• [To do] Extract all of the entries and give them again, word for word.

• [Entries]
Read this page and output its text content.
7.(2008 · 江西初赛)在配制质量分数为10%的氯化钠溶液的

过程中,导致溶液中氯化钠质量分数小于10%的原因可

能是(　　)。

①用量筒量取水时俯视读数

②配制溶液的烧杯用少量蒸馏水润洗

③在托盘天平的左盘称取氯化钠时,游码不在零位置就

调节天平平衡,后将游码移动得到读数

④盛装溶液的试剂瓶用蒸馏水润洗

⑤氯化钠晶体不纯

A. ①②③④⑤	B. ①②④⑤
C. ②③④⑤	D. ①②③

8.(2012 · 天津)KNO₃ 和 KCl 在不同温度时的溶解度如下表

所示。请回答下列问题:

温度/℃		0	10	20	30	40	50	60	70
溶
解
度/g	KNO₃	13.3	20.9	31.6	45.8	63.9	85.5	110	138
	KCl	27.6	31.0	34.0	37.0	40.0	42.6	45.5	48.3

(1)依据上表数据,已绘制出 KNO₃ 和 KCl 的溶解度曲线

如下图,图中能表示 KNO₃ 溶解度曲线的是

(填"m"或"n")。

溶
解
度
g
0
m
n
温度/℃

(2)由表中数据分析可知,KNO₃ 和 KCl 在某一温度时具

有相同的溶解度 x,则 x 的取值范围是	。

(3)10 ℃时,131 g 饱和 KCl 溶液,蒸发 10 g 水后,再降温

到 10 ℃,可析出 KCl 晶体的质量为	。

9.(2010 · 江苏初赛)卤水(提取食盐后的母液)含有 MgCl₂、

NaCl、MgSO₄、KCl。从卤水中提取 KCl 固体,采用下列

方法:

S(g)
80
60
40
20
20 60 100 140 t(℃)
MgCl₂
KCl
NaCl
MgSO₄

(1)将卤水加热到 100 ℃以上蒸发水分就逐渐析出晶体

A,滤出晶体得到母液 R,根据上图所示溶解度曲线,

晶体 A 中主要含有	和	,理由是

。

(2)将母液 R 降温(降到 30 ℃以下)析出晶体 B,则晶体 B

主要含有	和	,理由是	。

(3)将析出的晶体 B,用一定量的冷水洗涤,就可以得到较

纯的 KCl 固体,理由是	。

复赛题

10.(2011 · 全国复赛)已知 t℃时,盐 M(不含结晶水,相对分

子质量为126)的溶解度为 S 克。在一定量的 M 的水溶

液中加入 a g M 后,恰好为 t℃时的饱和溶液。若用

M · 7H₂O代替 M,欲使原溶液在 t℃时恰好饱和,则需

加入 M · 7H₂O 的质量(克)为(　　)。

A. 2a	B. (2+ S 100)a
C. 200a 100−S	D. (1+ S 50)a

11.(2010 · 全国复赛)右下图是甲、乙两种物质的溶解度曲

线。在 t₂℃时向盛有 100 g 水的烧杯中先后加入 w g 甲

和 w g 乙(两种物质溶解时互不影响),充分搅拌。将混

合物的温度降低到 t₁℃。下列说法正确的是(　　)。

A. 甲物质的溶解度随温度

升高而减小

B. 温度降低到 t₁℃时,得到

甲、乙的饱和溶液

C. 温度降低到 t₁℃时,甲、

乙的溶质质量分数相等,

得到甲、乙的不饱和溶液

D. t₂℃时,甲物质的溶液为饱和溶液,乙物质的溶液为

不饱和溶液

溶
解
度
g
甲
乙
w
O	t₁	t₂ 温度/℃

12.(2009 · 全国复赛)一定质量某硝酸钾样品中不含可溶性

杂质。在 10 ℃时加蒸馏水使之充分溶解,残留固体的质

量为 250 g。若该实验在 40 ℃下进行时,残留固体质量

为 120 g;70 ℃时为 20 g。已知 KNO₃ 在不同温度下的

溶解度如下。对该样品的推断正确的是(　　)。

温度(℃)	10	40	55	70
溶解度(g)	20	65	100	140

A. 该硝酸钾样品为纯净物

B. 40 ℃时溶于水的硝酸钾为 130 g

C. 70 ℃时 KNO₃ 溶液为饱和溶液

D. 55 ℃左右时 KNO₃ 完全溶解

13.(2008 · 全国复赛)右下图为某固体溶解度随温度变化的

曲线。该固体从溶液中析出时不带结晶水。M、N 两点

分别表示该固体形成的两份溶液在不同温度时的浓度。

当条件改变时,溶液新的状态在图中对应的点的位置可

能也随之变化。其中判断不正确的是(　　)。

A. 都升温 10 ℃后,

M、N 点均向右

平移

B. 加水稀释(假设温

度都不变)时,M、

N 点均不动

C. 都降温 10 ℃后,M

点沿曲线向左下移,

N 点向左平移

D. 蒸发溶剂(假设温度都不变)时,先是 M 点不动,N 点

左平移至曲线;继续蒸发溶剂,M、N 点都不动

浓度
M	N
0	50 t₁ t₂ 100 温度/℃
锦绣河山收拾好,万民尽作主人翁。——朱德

• [Solution for this exercise]
Read this page and output its text content.
7.(2008 · 江西初赛)在配制质量分数为10%的氯化钠溶液的

过程中,导致溶液中氯化钠质量分数小于10%的原因可

能是(　　)。

①用量筒量取水时俯视读数

②配制溶液的烧杯用少量蒸馏水润洗

③在托盘天平的左盘称取氯化钠时,游码不在零位置就

调节天平平衡,后将游码移动得到读数

④盛装溶液的试剂瓶用蒸馏水润洗

⑤氯化钠晶体不纯

A. ①②③④⑤	B. ①②④⑤
C. ②③④⑤	D. ①②③

8.(2012 · 天津)KNO₃ 和 KCl 在不同温度时的溶解度如下表

所示。请回答下列问题:

温度/℃		0	10	20	30	40	50	60	70
溶
解
度/g	KNO₃	13.3	20.9	31.6	45.8	63.9	85.5	110	138
	KCl	27.6	31.0	34.0	37.0	40.0	42.6	45.5	48.3

(1)依据上表数据,已绘制出 KNO₃ 和 KCl 的溶解度曲线

如下图,图中能表示 KNO₃ 溶解度曲线的是

(填"m"或"n")。

溶
解
度
g
0
m
n
温度/℃

(2)由表中数据分析可知,KNO₃ 和 KCl 在某一温度时具

有相同的溶解度 x,则 x 的取值范围是	。

(3)10 ℃时,131 g 饱和 KCl 溶液,蒸发 10 g 水后,再降温

到 10 ℃,可析出 KCl 晶体的质量为	。

9.(2010 · 江苏初赛)卤水(提取食盐后的母液)含有 MgCl₂、

NaCl、MgSO₄、KCl。从卤水中提取 KCl 固体,采用下列

方法:

S(g)
80
60
40
20
20 60 100 140 t(℃)
MgCl₂
KCl
NaCl
MgSO₄

(1)将卤水加热到 100 ℃以上蒸发水分就逐渐析出晶体

A,滤出晶体得到母液 R,根据上图所示溶解度曲线,

晶体 A 中主要含有	和	,理由是

。

(2)将母液 R 降温(降到 30 ℃以下)析出晶体 B,则晶体 B

主要含有	和	,理由是	。

(3)将析出的晶体 B,用一定量的冷水洗涤,就可以得到较

纯的 KCl 固体,理由是	。

复赛题

10.(2011 · 全国复赛)已知 t℃时,盐 M(不含结晶水,相对分

子质量为126)的溶解度为 S 克。在一定量的 M 的水溶

液中加入 a g M 后,恰好为 t℃时的饱和溶液。若用

M · 7H₂O代替 M,欲使原溶液在 t℃时恰好饱和,则需

加入 M · 7H₂O 的质量(克)为(　　)。

A. 2a	B. (2+ S 100)a
C. 200a 100−S	D. (1+ S 50)a

11.(2010 · 全国复赛)右下图是甲、乙两种物质的溶解度曲

线。在 t₂℃时向盛有 100 g 水的烧杯中先后加入 w g 甲

和 w g 乙(两种物质溶解时互不影响),充分搅拌。将混

合物的温度降低到 t₁℃。下列说法正确的是(　　)。

A. 甲物质的溶解度随温度

升高而减小

B. 温度降低到 t₁℃时,得到

甲、乙的饱和溶液

C. 温度降低到 t₁℃时,甲、

乙的溶质质量分数相等,

得到甲、乙的不饱和溶液

D. t₂℃时,甲物质的溶液为饱和溶液,乙物质的溶液为

不饱和溶液

溶
解
度
g
甲
乙
w
O	t₁	t₂ 温度/℃

12.(2009 · 全国复赛)一定质量某硝酸钾样品中不含可溶性

杂质。在 10 ℃时加蒸馏水使之充分溶解,残留固体的质

量为 250 g。若该实验在 40 ℃下进行时,残留固体质量

为 120 g;70 ℃时为 20 g。已知 KNO₃ 在不同温度下的

溶解度如下。对该样品的推断正确的是(　　)。

温度(℃)	10	40	55	70
溶解度(g)	20	65	100	140

A. 该硝酸钾样品为纯净物

B. 40 ℃时溶于水的硝酸钾为 130 g

C. 70 ℃时 KNO₃ 溶液为饱和溶液

D. 55 ℃左右时 KNO₃ 完全溶解

13.(2008 · 全国复赛)右下图为某固体溶解度随温度变化的

曲线。该固体从溶液中析出时不带结晶水。M、N 两点

分别表示该固体形成的两份溶液在不同温度时的浓度。

当条件改变时,溶液新的状态在图中对应的点的位置可

能也随之变化。其中判断不正确的是(　　)。

A. 都升温 10 ℃后,

M、N 点均向右

平移

B. 加水稀释(假设温

度都不变)时,M、

N 点均不动

C. 都降温 10 ℃后,M

点沿曲线向左下移,

N 点向左平移

D. 蒸发溶剂(假设温度都不变)时,先是 M 点不动,N 点

左平移至曲线;继续蒸发溶剂,M、N 点都不动

浓度
M	N
0	50 t₁ t₂ 100 温度/℃
锦绣河山收拾好,万民尽作主人翁。——朱德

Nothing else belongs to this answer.